DATA LINES:

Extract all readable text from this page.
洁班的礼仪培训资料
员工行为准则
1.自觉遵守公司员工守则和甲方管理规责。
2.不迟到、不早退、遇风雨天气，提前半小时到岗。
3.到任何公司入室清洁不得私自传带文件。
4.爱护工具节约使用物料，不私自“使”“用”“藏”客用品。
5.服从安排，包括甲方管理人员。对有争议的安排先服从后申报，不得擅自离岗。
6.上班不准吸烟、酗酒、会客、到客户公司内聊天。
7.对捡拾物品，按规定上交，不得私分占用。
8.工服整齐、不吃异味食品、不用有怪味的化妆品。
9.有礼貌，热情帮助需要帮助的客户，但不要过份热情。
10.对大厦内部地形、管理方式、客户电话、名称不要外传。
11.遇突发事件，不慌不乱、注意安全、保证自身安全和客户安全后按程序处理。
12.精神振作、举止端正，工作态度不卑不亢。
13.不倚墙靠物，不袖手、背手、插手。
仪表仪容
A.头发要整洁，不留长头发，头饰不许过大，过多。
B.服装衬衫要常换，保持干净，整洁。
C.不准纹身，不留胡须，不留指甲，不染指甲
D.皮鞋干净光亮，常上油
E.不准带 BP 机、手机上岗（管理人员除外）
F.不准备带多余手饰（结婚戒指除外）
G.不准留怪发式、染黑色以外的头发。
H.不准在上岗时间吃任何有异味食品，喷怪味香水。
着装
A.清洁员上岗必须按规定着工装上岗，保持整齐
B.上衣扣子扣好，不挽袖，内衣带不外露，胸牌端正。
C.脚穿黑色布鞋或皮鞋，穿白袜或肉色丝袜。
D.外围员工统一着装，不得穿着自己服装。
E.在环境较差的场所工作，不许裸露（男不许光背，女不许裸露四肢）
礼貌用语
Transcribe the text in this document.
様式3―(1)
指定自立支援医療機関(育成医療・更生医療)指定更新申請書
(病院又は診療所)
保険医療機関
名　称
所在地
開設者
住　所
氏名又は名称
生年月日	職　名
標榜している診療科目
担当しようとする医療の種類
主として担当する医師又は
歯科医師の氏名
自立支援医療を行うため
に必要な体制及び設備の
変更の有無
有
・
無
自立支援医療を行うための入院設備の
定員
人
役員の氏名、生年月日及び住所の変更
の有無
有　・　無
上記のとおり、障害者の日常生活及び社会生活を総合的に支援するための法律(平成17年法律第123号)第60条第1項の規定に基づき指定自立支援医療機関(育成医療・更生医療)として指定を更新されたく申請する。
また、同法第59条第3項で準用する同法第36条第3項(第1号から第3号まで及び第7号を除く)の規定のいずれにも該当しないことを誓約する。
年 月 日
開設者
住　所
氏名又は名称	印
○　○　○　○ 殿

TASK GOAL:
Repeat every record, keeping each word and mark exactly as it is.

TASK SOLUTION:
Extract all readable text from this page.
洁班的礼仪培训资料
员工行为准则
1.自觉遵守公司员工守则和甲方管理规责。
2.不迟到、不早退、遇风雨天气，提前半小时到岗。
3.到任何公司入室清洁不得私自传带文件。
4.爱护工具节约使用物料，不私自“使”“用”“藏”客用品。
5.服从安排，包括甲方管理人员。对有争议的安排先服从后申报，不得擅自离岗。
6.上班不准吸烟、酗酒、会客、到客户公司内聊天。
7.对捡拾物品，按规定上交，不得私分占用。
8.工服整齐、不吃异味食品、不用有怪味的化妆品。
9.有礼貌，热情帮助需要帮助的客户，但不要过份热情。
10.对大厦内部地形、管理方式、客户电话、名称不要外传。
11.遇突发事件，不慌不乱、注意安全、保证自身安全和客户安全后按程序处理。
12.精神振作、举止端正，工作态度不卑不亢。
13.不倚墙靠物，不袖手、背手、插手。
仪表仪容
A.头发要整洁，不留长头发，头饰不许过大，过多。
B.服装衬衫要常换，保持干净，整洁。
C.不准纹身，不留胡须，不留指甲，不染指甲
D.皮鞋干净光亮，常上油
E.不准带 BP 机、手机上岗（管理人员除外）
F.不准备带多余手饰（结婚戒指除外）
G.不准留怪发式、染黑色以外的头发。
H.不准在上岗时间吃任何有异味食品，喷怪味香水。
着装
A.清洁员上岗必须按规定着工装上岗，保持整齐
B.上衣扣子扣好，不挽袖，内衣带不外露，胸牌端正。
C.脚穿黑色布鞋或皮鞋，穿白袜或肉色丝袜。
D.外围员工统一着装，不得穿着自己服装。
E.在环境较差的场所工作，不许裸露（男不许光背，女不许裸露四肢）
礼貌用语
Transcribe the text in this document.
様式3―(1)
指定自立支援医療機関(育成医療・更生医療)指定更新申請書
(病院又は診療所)
保険医療機関
名　称
所在地
開設者
住　所
氏名又は名称
生年月日	職　名
標榜している診療科目
担当しようとする医療の種類
主として担当する医師又は
歯科医師の氏名
自立支援医療を行うため
に必要な体制及び設備の
変更の有無
有
・
無
自立支援医療を行うための入院設備の
定員
人
役員の氏名、生年月日及び住所の変更
の有無
有　・　無
上記のとおり、障害者の日常生活及び社会生活を総合的に支援するための法律(平成17年法律第123号)第60条第1項の規定に基づき指定自立支援医療機関(育成医療・更生医療)として指定を更新されたく申請する。
また、同法第59条第3項で準用する同法第36条第3項(第1号から第3号まで及び第7号を除く)の規定のいずれにも該当しないことを誓約する。
年 月 日
開設者
住　所
氏名又は名称	印
○　○　○　○ 殿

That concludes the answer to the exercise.